Transcribe the records that follow exactly. Skip the pictures.
>>>
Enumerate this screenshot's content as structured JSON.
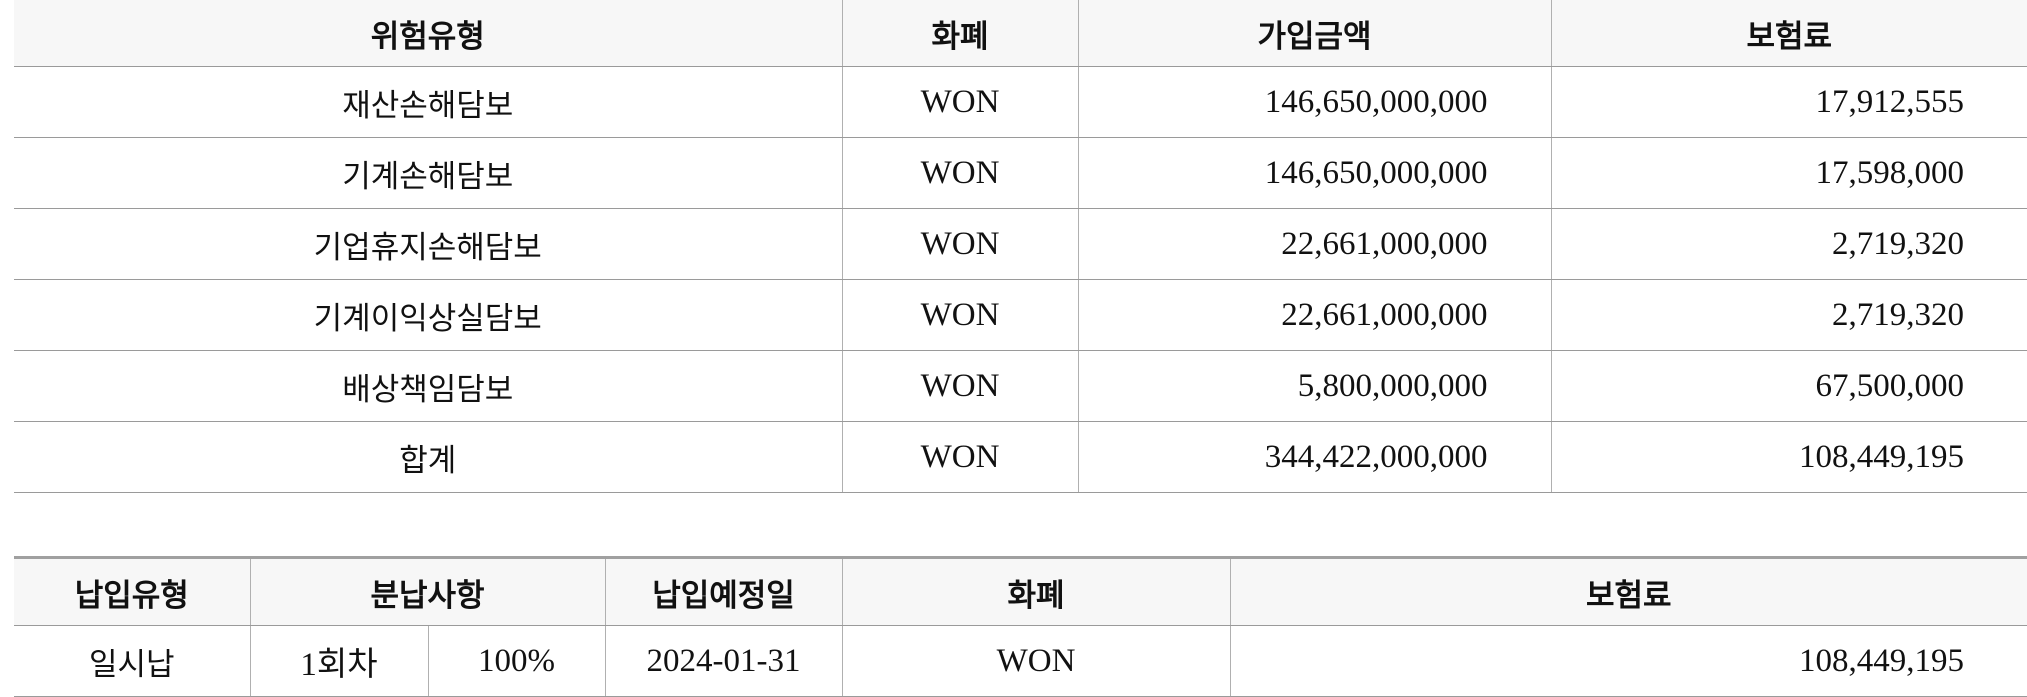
{
  "coverage_table": {
    "headers": [
      "위험유형",
      "화폐",
      "가입금액",
      "보험료"
    ],
    "rows": [
      {
        "risk": "재산손해담보",
        "currency": "WON",
        "amount": "146,650,000,000",
        "premium": "17,912,555"
      },
      {
        "risk": "기계손해담보",
        "currency": "WON",
        "amount": "146,650,000,000",
        "premium": "17,598,000"
      },
      {
        "risk": "기업휴지손해담보",
        "currency": "WON",
        "amount": "22,661,000,000",
        "premium": "2,719,320"
      },
      {
        "risk": "기계이익상실담보",
        "currency": "WON",
        "amount": "22,661,000,000",
        "premium": "2,719,320"
      },
      {
        "risk": "배상책임담보",
        "currency": "WON",
        "amount": "5,800,000,000",
        "premium": "67,500,000"
      },
      {
        "risk": "합계",
        "currency": "WON",
        "amount": "344,422,000,000",
        "premium": "108,449,195"
      }
    ]
  },
  "payment_table": {
    "headers": [
      "납입유형",
      "분납사항",
      "납입예정일",
      "화폐",
      "보험료"
    ],
    "rows": [
      {
        "type": "일시납",
        "installment": "1회차",
        "ratio": "100%",
        "due_date": "2024-01-31",
        "currency": "WON",
        "premium": "108,449,195"
      }
    ]
  }
}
<<<
Solution for this exercise:
Enumerate this screenshot's content as structured JSON.
{
  "coverage_table": {
    "headers": [
      "위험유형",
      "화폐",
      "가입금액",
      "보험료"
    ],
    "rows": [
      {
        "risk": "재산손해담보",
        "currency": "WON",
        "amount": "146,650,000,000",
        "premium": "17,912,555"
      },
      {
        "risk": "기계손해담보",
        "currency": "WON",
        "amount": "146,650,000,000",
        "premium": "17,598,000"
      },
      {
        "risk": "기업휴지손해담보",
        "currency": "WON",
        "amount": "22,661,000,000",
        "premium": "2,719,320"
      },
      {
        "risk": "기계이익상실담보",
        "currency": "WON",
        "amount": "22,661,000,000",
        "premium": "2,719,320"
      },
      {
        "risk": "배상책임담보",
        "currency": "WON",
        "amount": "5,800,000,000",
        "premium": "67,500,000"
      },
      {
        "risk": "합계",
        "currency": "WON",
        "amount": "344,422,000,000",
        "premium": "108,449,195"
      }
    ]
  },
  "payment_table": {
    "headers": [
      "납입유형",
      "분납사항",
      "납입예정일",
      "화폐",
      "보험료"
    ],
    "rows": [
      {
        "type": "일시납",
        "installment": "1회차",
        "ratio": "100%",
        "due_date": "2024-01-31",
        "currency": "WON",
        "premium": "108,449,195"
      }
    ]
  }
}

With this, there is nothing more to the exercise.